((
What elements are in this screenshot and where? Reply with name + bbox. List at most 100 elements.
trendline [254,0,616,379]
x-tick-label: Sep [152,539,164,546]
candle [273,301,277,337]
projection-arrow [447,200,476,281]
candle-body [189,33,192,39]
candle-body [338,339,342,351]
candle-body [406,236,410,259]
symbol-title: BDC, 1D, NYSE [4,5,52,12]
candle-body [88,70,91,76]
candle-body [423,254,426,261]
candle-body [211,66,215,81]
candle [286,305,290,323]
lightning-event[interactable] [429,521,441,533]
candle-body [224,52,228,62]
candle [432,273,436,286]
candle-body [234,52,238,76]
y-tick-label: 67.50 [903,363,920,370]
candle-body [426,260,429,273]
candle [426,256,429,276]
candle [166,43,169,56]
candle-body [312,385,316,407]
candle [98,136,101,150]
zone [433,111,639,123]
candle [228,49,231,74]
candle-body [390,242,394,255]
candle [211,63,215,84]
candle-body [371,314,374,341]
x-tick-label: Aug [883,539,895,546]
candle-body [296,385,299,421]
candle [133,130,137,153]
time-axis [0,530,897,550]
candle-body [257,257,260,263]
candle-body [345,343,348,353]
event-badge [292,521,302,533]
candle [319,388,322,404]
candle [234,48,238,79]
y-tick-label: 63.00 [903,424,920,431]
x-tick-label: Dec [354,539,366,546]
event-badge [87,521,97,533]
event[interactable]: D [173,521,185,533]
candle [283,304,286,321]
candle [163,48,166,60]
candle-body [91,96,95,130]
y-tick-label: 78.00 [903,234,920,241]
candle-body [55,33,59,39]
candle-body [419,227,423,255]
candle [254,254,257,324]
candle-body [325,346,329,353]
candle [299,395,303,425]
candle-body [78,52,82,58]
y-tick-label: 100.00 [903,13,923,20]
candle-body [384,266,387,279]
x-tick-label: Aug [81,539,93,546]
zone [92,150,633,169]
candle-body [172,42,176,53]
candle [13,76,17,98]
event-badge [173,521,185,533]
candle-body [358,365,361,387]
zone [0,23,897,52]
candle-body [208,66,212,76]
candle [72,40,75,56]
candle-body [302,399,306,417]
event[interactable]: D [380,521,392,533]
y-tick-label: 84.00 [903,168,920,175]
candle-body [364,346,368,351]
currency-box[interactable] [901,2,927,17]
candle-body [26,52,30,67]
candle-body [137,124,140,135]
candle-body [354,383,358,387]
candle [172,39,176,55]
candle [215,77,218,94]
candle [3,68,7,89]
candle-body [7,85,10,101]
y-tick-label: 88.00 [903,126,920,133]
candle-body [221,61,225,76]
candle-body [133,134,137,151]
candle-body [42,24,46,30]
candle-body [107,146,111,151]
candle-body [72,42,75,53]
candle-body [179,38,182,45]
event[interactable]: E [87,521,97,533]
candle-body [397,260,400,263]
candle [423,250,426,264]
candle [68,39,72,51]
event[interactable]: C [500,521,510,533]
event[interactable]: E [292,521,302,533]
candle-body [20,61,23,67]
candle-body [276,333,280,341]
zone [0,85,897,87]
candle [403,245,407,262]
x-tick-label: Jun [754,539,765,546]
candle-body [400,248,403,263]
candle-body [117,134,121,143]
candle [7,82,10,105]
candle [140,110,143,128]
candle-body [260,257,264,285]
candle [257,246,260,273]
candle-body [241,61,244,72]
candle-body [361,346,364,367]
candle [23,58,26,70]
))
((
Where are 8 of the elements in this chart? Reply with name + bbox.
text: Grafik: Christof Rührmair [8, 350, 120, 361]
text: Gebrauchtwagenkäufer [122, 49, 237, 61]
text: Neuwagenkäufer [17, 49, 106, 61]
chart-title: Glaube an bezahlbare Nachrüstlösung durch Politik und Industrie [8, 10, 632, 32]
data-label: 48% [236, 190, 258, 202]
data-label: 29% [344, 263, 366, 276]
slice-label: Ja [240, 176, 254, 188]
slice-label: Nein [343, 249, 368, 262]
))
((
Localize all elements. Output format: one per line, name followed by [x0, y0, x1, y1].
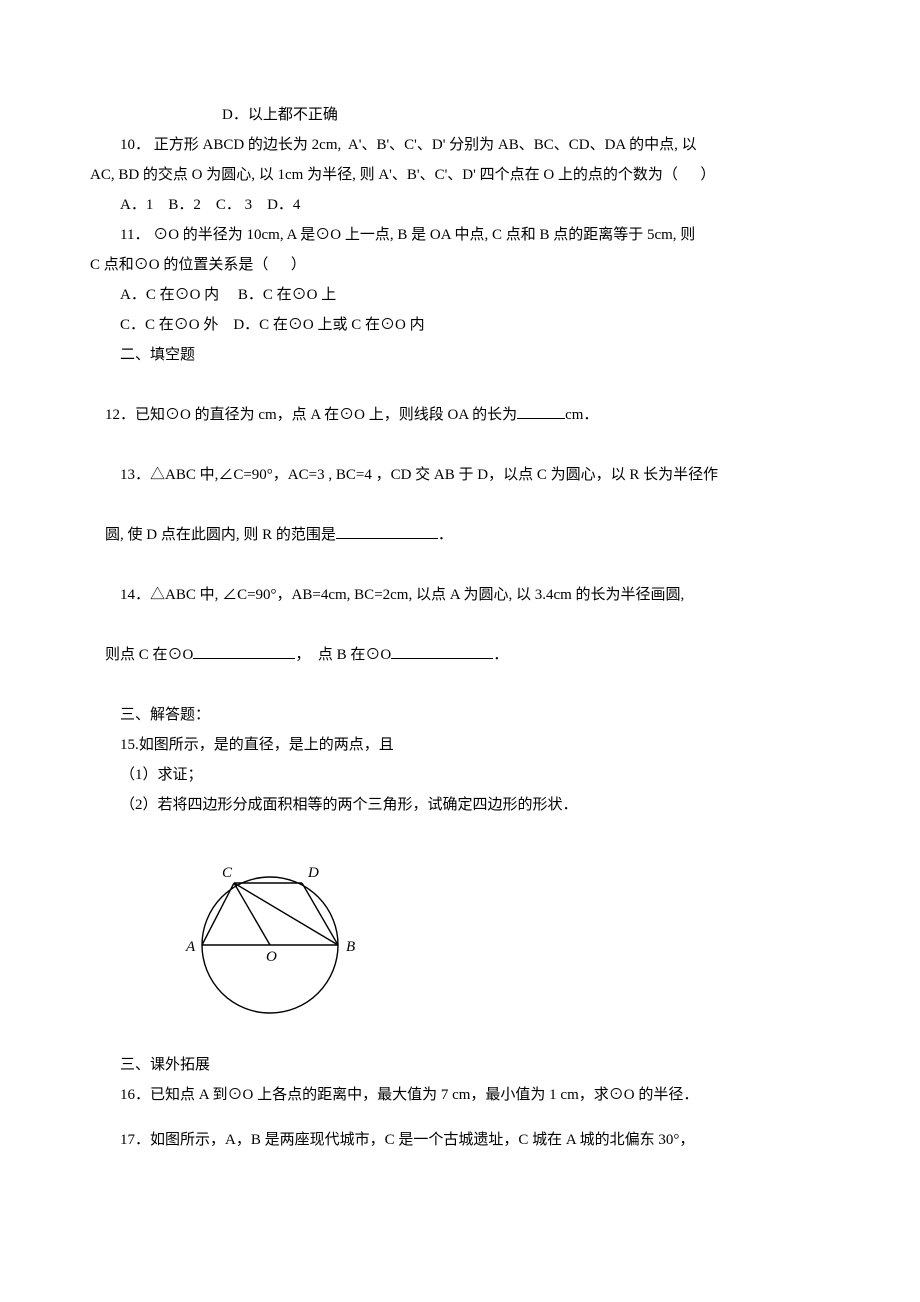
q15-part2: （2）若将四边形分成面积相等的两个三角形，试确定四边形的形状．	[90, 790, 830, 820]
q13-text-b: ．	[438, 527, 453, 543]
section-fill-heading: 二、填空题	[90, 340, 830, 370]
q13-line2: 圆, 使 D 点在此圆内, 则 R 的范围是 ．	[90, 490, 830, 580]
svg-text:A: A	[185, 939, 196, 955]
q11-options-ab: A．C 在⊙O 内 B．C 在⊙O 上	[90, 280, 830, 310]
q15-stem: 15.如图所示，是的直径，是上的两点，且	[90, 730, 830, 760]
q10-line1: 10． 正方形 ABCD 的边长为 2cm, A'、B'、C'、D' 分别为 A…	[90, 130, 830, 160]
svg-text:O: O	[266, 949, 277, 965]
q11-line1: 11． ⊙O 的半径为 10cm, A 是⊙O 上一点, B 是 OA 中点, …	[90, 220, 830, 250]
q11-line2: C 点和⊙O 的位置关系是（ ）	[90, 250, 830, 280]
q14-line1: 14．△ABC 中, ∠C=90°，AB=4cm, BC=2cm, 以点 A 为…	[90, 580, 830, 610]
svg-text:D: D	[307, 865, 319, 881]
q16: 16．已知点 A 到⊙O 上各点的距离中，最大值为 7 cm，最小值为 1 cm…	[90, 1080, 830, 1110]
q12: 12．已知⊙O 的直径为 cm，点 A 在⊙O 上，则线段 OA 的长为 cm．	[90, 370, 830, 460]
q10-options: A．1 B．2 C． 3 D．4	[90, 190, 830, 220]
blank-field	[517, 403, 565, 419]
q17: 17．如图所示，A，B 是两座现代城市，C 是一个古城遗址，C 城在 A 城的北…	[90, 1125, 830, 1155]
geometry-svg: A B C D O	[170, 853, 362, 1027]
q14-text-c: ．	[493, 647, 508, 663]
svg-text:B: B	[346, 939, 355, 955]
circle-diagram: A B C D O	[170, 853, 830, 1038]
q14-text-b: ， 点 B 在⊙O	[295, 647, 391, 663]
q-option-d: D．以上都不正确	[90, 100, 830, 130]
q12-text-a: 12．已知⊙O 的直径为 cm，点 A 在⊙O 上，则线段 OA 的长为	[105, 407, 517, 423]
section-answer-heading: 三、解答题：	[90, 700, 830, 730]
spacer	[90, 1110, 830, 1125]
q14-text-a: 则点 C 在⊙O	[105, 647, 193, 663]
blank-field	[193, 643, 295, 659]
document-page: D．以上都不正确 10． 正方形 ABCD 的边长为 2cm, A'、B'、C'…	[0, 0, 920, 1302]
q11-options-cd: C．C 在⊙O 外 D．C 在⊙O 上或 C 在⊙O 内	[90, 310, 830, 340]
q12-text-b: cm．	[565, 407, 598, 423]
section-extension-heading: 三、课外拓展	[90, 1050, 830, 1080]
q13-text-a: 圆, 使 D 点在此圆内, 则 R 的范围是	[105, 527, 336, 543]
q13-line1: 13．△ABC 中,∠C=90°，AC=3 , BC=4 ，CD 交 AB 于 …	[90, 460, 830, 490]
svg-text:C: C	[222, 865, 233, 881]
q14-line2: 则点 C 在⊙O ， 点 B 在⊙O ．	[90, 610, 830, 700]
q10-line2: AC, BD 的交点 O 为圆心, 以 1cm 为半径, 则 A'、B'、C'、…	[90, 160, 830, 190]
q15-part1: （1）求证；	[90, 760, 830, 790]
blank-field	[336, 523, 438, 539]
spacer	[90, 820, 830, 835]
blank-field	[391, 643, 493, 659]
))
**Short task:** Reproduce the lines from the one containing "Localize all elements." through the one containing "q11-options-ab: A．C 在⊙O", substituting "label followed by" for "name followed by" and leaving everything else as it is. Omit the pictures.

**Answer below:**
Localize all elements. Output format: one per line, label followed by [x0, y0, x1, y1].
q15-part2: （2）若将四边形分成面积相等的两个三角形，试确定四边形的形状．	[90, 790, 830, 820]
q13-text-b: ．	[438, 527, 453, 543]
section-fill-heading: 二、填空题	[90, 340, 830, 370]
q13-line2: 圆, 使 D 点在此圆内, 则 R 的范围是 ．	[90, 490, 830, 580]
svg-text:A: A	[185, 939, 196, 955]
q11-options-ab: A．C 在⊙O 内 B．C 在⊙O 上	[90, 280, 830, 310]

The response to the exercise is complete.